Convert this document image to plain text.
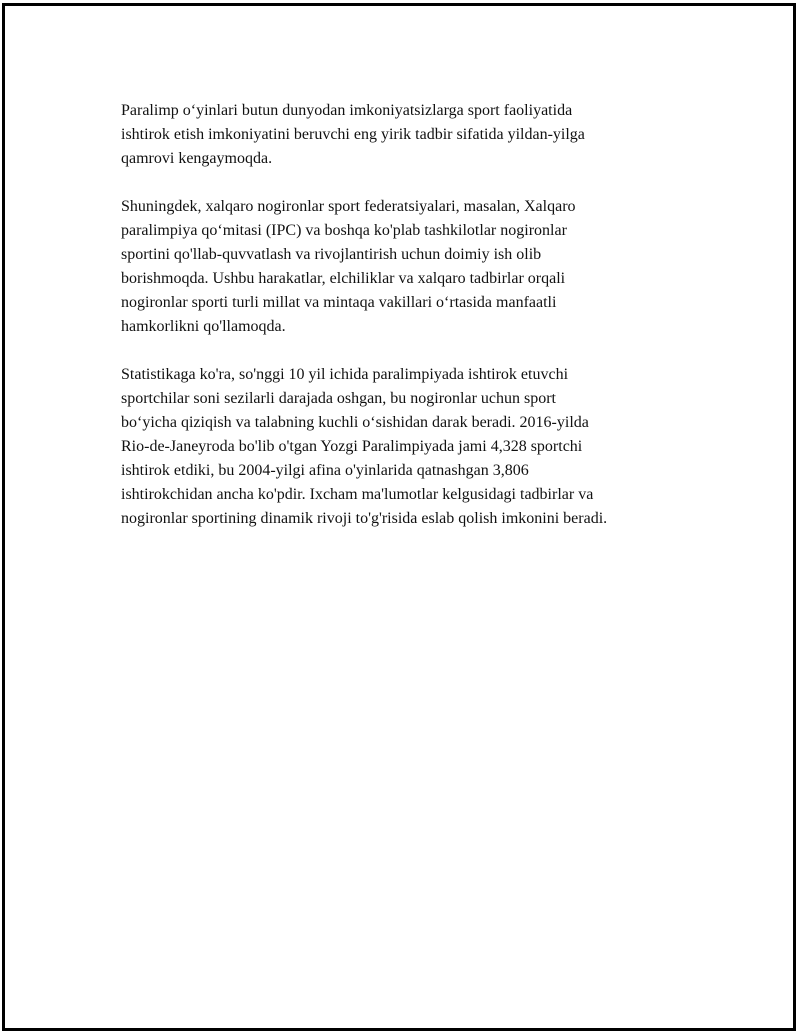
Paralimp o‘yinlari butun dunyodan imkoniyatsizlarga sport faoliyatida
ishtirok etish imkoniyatini beruvchi eng yirik tadbir sifatida yildan-yilga
qamrovi kengaymoqda.

Shuningdek, xalqaro nogironlar sport federatsiyalari, masalan, Xalqaro
paralimpiya qo‘mitasi (IPC) va boshqa ko'plab tashkilotlar nogironlar
sportini qo'llab-quvvatlash va rivojlantirish uchun doimiy ish olib
borishmoqda. Ushbu harakatlar, elchiliklar va xalqaro tadbirlar orqali
nogironlar sporti turli millat va mintaqa vakillari o‘rtasida manfaatli
hamkorlikni qo'llamoqda.

Statistikaga ko'ra, so'nggi 10 yil ichida paralimpiyada ishtirok etuvchi
sportchilar soni sezilarli darajada oshgan, bu nogironlar uchun sport
bo‘yicha qiziqish va talabning kuchli o‘sishidan darak beradi. 2016-yilda
Rio-de-Janeyroda bo'lib o'tgan Yozgi Paralimpiyada jami 4,328 sportchi
ishtirok etdiki, bu 2004-yilgi afina o'yinlarida qatnashgan 3,806
ishtirokchidan ancha ko'pdir. Ixcham ma'lumotlar kelgusidagi tadbirlar va
nogironlar sportining dinamik rivoji to'g'risida eslab qolish imkonini beradi.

+++

DIRECTIVE —
Search the entries for "xalqaro" and copy out each line that has it.

EXERCISE SOLUTION —
Shuningdek, xalqaro nogironlar sport federatsiyalari, masalan, Xalqaro
borishmoqda. Ushbu harakatlar, elchiliklar va xalqaro tadbirlar orqali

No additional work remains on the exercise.